(Figure collection entries)
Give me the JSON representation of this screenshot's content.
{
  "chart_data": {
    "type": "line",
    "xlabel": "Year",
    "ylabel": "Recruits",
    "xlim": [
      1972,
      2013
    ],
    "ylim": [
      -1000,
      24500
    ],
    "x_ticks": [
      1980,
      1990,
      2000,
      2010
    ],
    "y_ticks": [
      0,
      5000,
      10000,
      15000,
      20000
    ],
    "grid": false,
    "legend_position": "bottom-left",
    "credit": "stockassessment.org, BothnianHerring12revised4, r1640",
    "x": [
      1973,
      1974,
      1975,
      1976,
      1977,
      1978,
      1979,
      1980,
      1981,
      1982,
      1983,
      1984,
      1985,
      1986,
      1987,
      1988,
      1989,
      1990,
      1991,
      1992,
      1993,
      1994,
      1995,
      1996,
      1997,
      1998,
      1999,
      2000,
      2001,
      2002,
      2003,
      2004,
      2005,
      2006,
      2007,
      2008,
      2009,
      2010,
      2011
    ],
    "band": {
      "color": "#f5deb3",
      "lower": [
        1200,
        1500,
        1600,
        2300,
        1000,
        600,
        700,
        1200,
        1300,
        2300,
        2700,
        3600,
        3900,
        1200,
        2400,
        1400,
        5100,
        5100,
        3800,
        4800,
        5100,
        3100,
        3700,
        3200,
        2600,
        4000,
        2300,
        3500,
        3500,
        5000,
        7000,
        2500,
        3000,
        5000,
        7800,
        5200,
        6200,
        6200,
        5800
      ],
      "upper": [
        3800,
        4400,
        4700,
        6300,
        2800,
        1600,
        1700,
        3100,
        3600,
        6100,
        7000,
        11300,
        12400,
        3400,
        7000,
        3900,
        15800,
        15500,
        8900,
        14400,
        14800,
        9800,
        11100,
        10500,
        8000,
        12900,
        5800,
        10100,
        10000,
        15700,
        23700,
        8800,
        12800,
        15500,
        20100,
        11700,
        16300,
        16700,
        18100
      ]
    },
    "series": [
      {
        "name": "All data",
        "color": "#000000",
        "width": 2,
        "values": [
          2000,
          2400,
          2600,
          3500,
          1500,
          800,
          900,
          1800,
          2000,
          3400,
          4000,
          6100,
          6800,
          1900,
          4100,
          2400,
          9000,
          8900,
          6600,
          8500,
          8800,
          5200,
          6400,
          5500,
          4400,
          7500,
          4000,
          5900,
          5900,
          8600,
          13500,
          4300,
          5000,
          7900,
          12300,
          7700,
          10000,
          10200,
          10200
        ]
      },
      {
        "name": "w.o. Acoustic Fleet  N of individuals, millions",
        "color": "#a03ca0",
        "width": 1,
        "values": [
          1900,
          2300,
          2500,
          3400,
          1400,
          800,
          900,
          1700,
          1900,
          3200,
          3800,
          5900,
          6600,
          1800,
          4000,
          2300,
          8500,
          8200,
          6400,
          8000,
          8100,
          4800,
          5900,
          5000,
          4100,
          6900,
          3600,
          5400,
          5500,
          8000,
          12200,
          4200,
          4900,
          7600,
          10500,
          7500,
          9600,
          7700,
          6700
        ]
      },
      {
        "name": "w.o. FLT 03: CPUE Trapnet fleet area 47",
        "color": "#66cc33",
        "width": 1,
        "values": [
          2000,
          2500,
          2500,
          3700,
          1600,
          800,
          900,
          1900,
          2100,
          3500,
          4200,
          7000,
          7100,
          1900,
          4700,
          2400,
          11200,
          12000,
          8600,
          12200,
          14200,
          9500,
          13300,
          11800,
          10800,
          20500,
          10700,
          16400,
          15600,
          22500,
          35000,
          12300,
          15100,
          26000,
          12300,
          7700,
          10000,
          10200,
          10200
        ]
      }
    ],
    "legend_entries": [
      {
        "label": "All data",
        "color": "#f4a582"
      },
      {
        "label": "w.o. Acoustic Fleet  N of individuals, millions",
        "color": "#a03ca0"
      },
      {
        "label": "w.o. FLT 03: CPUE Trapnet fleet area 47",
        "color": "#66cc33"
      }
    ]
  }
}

**Exercise aim:** Copy out all of the records shown above exactly.

**Task response:**
Give me the JSON representation of this screenshot's content.
{
  "chart_data": {
    "type": "line",
    "xlabel": "Year",
    "ylabel": "Recruits",
    "xlim": [
      1972,
      2013
    ],
    "ylim": [
      -1000,
      24500
    ],
    "x_ticks": [
      1980,
      1990,
      2000,
      2010
    ],
    "y_ticks": [
      0,
      5000,
      10000,
      15000,
      20000
    ],
    "grid": false,
    "legend_position": "bottom-left",
    "credit": "stockassessment.org, BothnianHerring12revised4, r1640",
    "x": [
      1973,
      1974,
      1975,
      1976,
      1977,
      1978,
      1979,
      1980,
      1981,
      1982,
      1983,
      1984,
      1985,
      1986,
      1987,
      1988,
      1989,
      1990,
      1991,
      1992,
      1993,
      1994,
      1995,
      1996,
      1997,
      1998,
      1999,
      2000,
      2001,
      2002,
      2003,
      2004,
      2005,
      2006,
      2007,
      2008,
      2009,
      2010,
      2011
    ],
    "band": {
      "color": "#f5deb3",
      "lower": [
        1200,
        1500,
        1600,
        2300,
        1000,
        600,
        700,
        1200,
        1300,
        2300,
        2700,
        3600,
        3900,
        1200,
        2400,
        1400,
        5100,
        5100,
        3800,
        4800,
        5100,
        3100,
        3700,
        3200,
        2600,
        4000,
        2300,
        3500,
        3500,
        5000,
        7000,
        2500,
        3000,
        5000,
        7800,
        5200,
        6200,
        6200,
        5800
      ],
      "upper": [
        3800,
        4400,
        4700,
        6300,
        2800,
        1600,
        1700,
        3100,
        3600,
        6100,
        7000,
        11300,
        12400,
        3400,
        7000,
        3900,
        15800,
        15500,
        8900,
        14400,
        14800,
        9800,
        11100,
        10500,
        8000,
        12900,
        5800,
        10100,
        10000,
        15700,
        23700,
        8800,
        12800,
        15500,
        20100,
        11700,
        16300,
        16700,
        18100
      ]
    },
    "series": [
      {
        "name": "All data",
        "color": "#000000",
        "width": 2,
        "values": [
          2000,
          2400,
          2600,
          3500,
          1500,
          800,
          900,
          1800,
          2000,
          3400,
          4000,
          6100,
          6800,
          1900,
          4100,
          2400,
          9000,
          8900,
          6600,
          8500,
          8800,
          5200,
          6400,
          5500,
          4400,
          7500,
          4000,
          5900,
          5900,
          8600,
          13500,
          4300,
          5000,
          7900,
          12300,
          7700,
          10000,
          10200,
          10200
        ]
      },
      {
        "name": "w.o. Acoustic Fleet  N of individuals, millions",
        "color": "#a03ca0",
        "width": 1,
        "values": [
          1900,
          2300,
          2500,
          3400,
          1400,
          800,
          900,
          1700,
          1900,
          3200,
          3800,
          5900,
          6600,
          1800,
          4000,
          2300,
          8500,
          8200,
          6400,
          8000,
          8100,
          4800,
          5900,
          5000,
          4100,
          6900,
          3600,
          5400,
          5500,
          8000,
          12200,
          4200,
          4900,
          7600,
          10500,
          7500,
          9600,
          7700,
          6700
        ]
      },
      {
        "name": "w.o. FLT 03: CPUE Trapnet fleet area 47",
        "color": "#66cc33",
        "width": 1,
        "values": [
          2000,
          2500,
          2500,
          3700,
          1600,
          800,
          900,
          1900,
          2100,
          3500,
          4200,
          7000,
          7100,
          1900,
          4700,
          2400,
          11200,
          12000,
          8600,
          12200,
          14200,
          9500,
          13300,
          11800,
          10800,
          20500,
          10700,
          16400,
          15600,
          22500,
          35000,
          12300,
          15100,
          26000,
          12300,
          7700,
          10000,
          10200,
          10200
        ]
      }
    ],
    "legend_entries": [
      {
        "label": "All data",
        "color": "#f4a582"
      },
      {
        "label": "w.o. Acoustic Fleet  N of individuals, millions",
        "color": "#a03ca0"
      },
      {
        "label": "w.o. FLT 03: CPUE Trapnet fleet area 47",
        "color": "#66cc33"
      }
    ]
  }
}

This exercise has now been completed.